***** Information provided *****

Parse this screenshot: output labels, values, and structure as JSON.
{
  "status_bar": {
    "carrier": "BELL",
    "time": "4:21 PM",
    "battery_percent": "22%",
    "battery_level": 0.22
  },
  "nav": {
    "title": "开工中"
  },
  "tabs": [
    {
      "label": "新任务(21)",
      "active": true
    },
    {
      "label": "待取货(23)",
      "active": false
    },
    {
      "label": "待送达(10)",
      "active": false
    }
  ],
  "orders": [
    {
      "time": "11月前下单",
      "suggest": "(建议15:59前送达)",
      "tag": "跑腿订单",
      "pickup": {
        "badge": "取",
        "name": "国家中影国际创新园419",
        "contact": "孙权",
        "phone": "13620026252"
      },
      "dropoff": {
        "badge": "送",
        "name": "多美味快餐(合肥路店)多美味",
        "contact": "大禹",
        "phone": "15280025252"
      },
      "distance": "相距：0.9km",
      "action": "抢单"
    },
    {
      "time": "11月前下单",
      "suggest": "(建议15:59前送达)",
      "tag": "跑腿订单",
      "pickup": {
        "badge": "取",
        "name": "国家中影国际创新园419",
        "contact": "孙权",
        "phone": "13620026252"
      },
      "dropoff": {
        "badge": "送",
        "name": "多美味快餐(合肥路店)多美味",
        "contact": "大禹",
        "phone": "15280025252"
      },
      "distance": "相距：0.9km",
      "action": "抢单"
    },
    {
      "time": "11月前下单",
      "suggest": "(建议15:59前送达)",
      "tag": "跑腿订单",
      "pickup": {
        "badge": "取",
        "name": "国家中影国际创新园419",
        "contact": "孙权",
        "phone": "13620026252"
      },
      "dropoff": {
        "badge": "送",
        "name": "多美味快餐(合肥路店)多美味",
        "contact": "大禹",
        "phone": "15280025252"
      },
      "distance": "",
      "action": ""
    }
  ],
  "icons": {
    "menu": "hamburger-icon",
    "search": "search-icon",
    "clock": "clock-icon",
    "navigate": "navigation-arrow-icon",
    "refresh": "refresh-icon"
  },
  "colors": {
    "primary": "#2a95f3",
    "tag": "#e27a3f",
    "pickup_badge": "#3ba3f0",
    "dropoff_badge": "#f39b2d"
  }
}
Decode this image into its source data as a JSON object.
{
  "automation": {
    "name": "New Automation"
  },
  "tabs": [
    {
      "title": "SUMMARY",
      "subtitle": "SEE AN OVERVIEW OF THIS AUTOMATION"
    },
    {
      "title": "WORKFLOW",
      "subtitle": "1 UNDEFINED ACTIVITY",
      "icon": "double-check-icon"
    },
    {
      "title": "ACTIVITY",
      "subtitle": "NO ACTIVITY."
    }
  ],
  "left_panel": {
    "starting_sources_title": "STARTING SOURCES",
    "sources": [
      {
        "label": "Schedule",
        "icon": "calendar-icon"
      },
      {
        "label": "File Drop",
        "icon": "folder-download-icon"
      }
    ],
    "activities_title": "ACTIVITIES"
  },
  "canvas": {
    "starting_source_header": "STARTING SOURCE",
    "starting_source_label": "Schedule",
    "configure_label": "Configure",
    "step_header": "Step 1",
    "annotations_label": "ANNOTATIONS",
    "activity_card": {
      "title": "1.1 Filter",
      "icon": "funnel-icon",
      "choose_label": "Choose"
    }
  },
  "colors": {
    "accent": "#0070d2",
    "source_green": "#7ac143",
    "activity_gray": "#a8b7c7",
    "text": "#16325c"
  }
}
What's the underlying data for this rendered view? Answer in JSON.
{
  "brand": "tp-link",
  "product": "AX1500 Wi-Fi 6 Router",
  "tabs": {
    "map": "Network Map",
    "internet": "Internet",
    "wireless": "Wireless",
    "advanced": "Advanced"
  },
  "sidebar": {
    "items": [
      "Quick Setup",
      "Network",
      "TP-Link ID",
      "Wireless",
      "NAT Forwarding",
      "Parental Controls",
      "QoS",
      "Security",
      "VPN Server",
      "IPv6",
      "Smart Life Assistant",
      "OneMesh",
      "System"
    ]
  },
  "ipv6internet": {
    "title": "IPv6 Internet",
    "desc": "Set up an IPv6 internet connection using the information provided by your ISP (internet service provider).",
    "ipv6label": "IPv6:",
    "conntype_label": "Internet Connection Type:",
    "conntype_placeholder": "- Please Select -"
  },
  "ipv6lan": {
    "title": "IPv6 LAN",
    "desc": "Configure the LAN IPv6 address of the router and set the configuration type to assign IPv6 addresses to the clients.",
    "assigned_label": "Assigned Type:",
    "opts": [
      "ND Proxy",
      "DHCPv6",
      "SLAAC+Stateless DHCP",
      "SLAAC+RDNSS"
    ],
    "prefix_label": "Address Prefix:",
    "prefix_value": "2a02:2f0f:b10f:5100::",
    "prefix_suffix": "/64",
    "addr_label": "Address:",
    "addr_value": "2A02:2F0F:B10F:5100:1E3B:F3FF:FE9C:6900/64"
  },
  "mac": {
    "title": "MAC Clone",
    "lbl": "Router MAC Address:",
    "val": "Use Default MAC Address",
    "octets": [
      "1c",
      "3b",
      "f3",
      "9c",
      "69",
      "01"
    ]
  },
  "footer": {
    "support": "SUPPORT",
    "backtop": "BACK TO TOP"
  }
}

*****

What this task involves: Each record above must be given again exactly.

The result:
Parse this screenshot: output labels, values, and structure as JSON.
{
  "status_bar": {
    "carrier": "BELL",
    "time": "4:21 PM",
    "battery_percent": "22%",
    "battery_level": 0.22
  },
  "nav": {
    "title": "开工中"
  },
  "tabs": [
    {
      "label": "新任务(21)",
      "active": true
    },
    {
      "label": "待取货(23)",
      "active": false
    },
    {
      "label": "待送达(10)",
      "active": false
    }
  ],
  "orders": [
    {
      "time": "11月前下单",
      "suggest": "(建议15:59前送达)",
      "tag": "跑腿订单",
      "pickup": {
        "badge": "取",
        "name": "国家中影国际创新园419",
        "contact": "孙权",
        "phone": "13620026252"
      },
      "dropoff": {
        "badge": "送",
        "name": "多美味快餐(合肥路店)多美味",
        "contact": "大禹",
        "phone": "15280025252"
      },
      "distance": "相距：0.9km",
      "action": "抢单"
    },
    {
      "time": "11月前下单",
      "suggest": "(建议15:59前送达)",
      "tag": "跑腿订单",
      "pickup": {
        "badge": "取",
        "name": "国家中影国际创新园419",
        "contact": "孙权",
        "phone": "13620026252"
      },
      "dropoff": {
        "badge": "送",
        "name": "多美味快餐(合肥路店)多美味",
        "contact": "大禹",
        "phone": "15280025252"
      },
      "distance": "相距：0.9km",
      "action": "抢单"
    },
    {
      "time": "11月前下单",
      "suggest": "(建议15:59前送达)",
      "tag": "跑腿订单",
      "pickup": {
        "badge": "取",
        "name": "国家中影国际创新园419",
        "contact": "孙权",
        "phone": "13620026252"
      },
      "dropoff": {
        "badge": "送",
        "name": "多美味快餐(合肥路店)多美味",
        "contact": "大禹",
        "phone": "15280025252"
      },
      "distance": "",
      "action": ""
    }
  ],
  "icons": {
    "menu": "hamburger-icon",
    "search": "search-icon",
    "clock": "clock-icon",
    "navigate": "navigation-arrow-icon",
    "refresh": "refresh-icon"
  },
  "colors": {
    "primary": "#2a95f3",
    "tag": "#e27a3f",
    "pickup_badge": "#3ba3f0",
    "dropoff_badge": "#f39b2d"
  }
}
Decode this image into its source data as a JSON object.
{
  "automation": {
    "name": "New Automation"
  },
  "tabs": [
    {
      "title": "SUMMARY",
      "subtitle": "SEE AN OVERVIEW OF THIS AUTOMATION"
    },
    {
      "title": "WORKFLOW",
      "subtitle": "1 UNDEFINED ACTIVITY",
      "icon": "double-check-icon"
    },
    {
      "title": "ACTIVITY",
      "subtitle": "NO ACTIVITY."
    }
  ],
  "left_panel": {
    "starting_sources_title": "STARTING SOURCES",
    "sources": [
      {
        "label": "Schedule",
        "icon": "calendar-icon"
      },
      {
        "label": "File Drop",
        "icon": "folder-download-icon"
      }
    ],
    "activities_title": "ACTIVITIES"
  },
  "canvas": {
    "starting_source_header": "STARTING SOURCE",
    "starting_source_label": "Schedule",
    "configure_label": "Configure",
    "step_header": "Step 1",
    "annotations_label": "ANNOTATIONS",
    "activity_card": {
      "title": "1.1 Filter",
      "icon": "funnel-icon",
      "choose_label": "Choose"
    }
  },
  "colors": {
    "accent": "#0070d2",
    "source_green": "#7ac143",
    "activity_gray": "#a8b7c7",
    "text": "#16325c"
  }
}
What's the underlying data for this rendered view? Answer in JSON.
{
  "brand": "tp-link",
  "product": "AX1500 Wi-Fi 6 Router",
  "tabs": {
    "map": "Network Map",
    "internet": "Internet",
    "wireless": "Wireless",
    "advanced": "Advanced"
  },
  "sidebar": {
    "items": [
      "Quick Setup",
      "Network",
      "TP-Link ID",
      "Wireless",
      "NAT Forwarding",
      "Parental Controls",
      "QoS",
      "Security",
      "VPN Server",
      "IPv6",
      "Smart Life Assistant",
      "OneMesh",
      "System"
    ]
  },
  "ipv6internet": {
    "title": "IPv6 Internet",
    "desc": "Set up an IPv6 internet connection using the information provided by your ISP (internet service provider).",
    "ipv6label": "IPv6:",
    "conntype_label": "Internet Connection Type:",
    "conntype_placeholder": "- Please Select -"
  },
  "ipv6lan": {
    "title": "IPv6 LAN",
    "desc": "Configure the LAN IPv6 address of the router and set the configuration type to assign IPv6 addresses to the clients.",
    "assigned_label": "Assigned Type:",
    "opts": [
      "ND Proxy",
      "DHCPv6",
      "SLAAC+Stateless DHCP",
      "SLAAC+RDNSS"
    ],
    "prefix_label": "Address Prefix:",
    "prefix_value": "2a02:2f0f:b10f:5100::",
    "prefix_suffix": "/64",
    "addr_label": "Address:",
    "addr_value": "2A02:2F0F:B10F:5100:1E3B:F3FF:FE9C:6900/64"
  },
  "mac": {
    "title": "MAC Clone",
    "lbl": "Router MAC Address:",
    "val": "Use Default MAC Address",
    "octets": [
      "1c",
      "3b",
      "f3",
      "9c",
      "69",
      "01"
    ]
  },
  "footer": {
    "support": "SUPPORT",
    "backtop": "BACK TO TOP"
  }
}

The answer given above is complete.